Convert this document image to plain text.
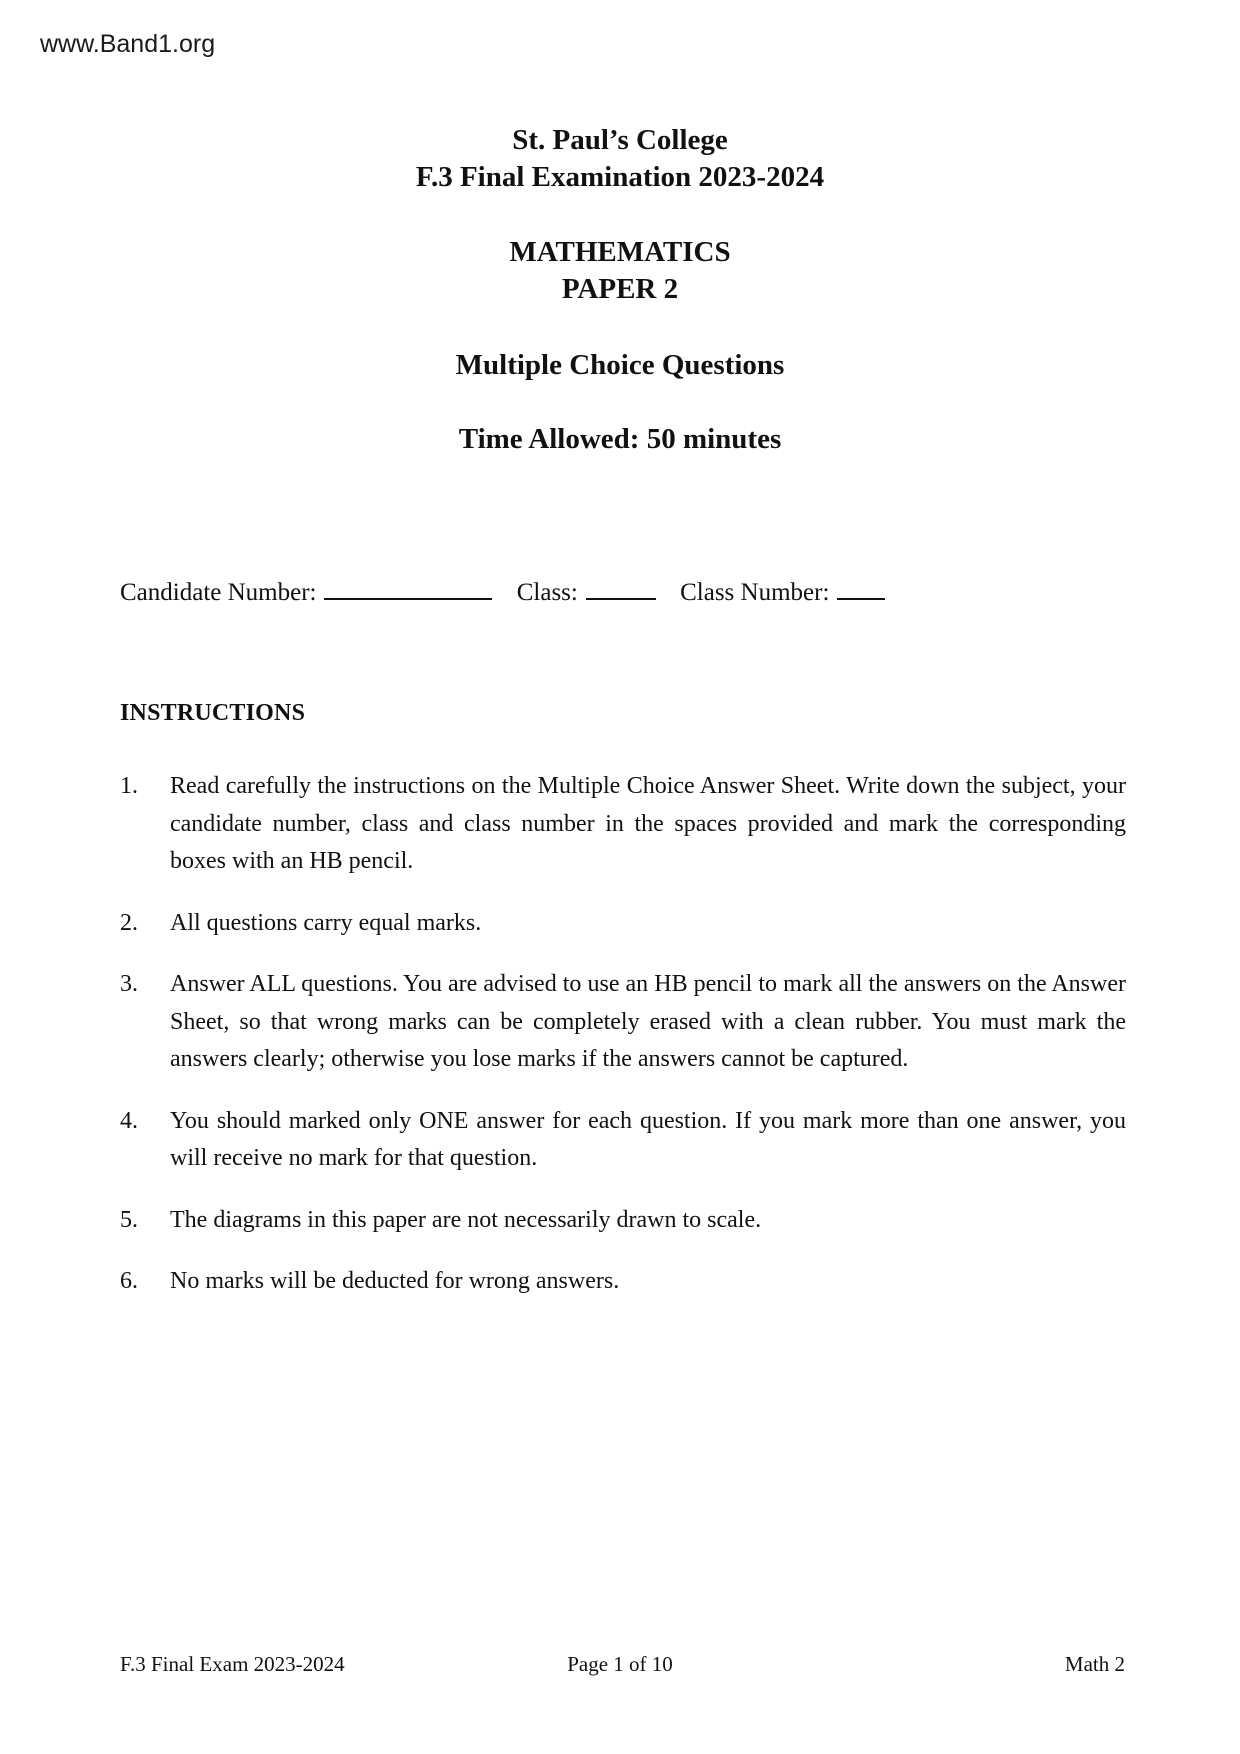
www.Band1.org
St. Paul’s College
F.3 Final Examination 2023-2024
MATHEMATICS
PAPER 2
Multiple Choice Questions
Time Allowed: 50 minutes
Candidate Number:	Class:	Class Number:
INSTRUCTIONS
1. Read carefully the instructions on the Multiple Choice Answer Sheet. Write down the subject, your candidate number, class and class number in the spaces provided and mark the corresponding boxes with an HB pencil.
2. All questions carry equal marks.
3. Answer ALL questions. You are advised to use an HB pencil to mark all the answers on the Answer Sheet, so that wrong marks can be completely erased with a clean rubber. You must mark the answers clearly; otherwise you lose marks if the answers cannot be captured.
4. You should marked only ONE answer for each question. If you mark more than one answer, you will receive no mark for that question.
5. The diagrams in this paper are not necessarily drawn to scale.
6. No marks will be deducted for wrong answers.
F.3 Final Exam 2023-2024	Page 1 of 10	Math 2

::::

**EXERCISE OBJECTIVE:** Look through the listing and extract every line with "this" in it.

**CORRECT RESPONSE:**
Convert this document image to plain text.
5. The diagrams in this paper are not necessarily drawn to scale.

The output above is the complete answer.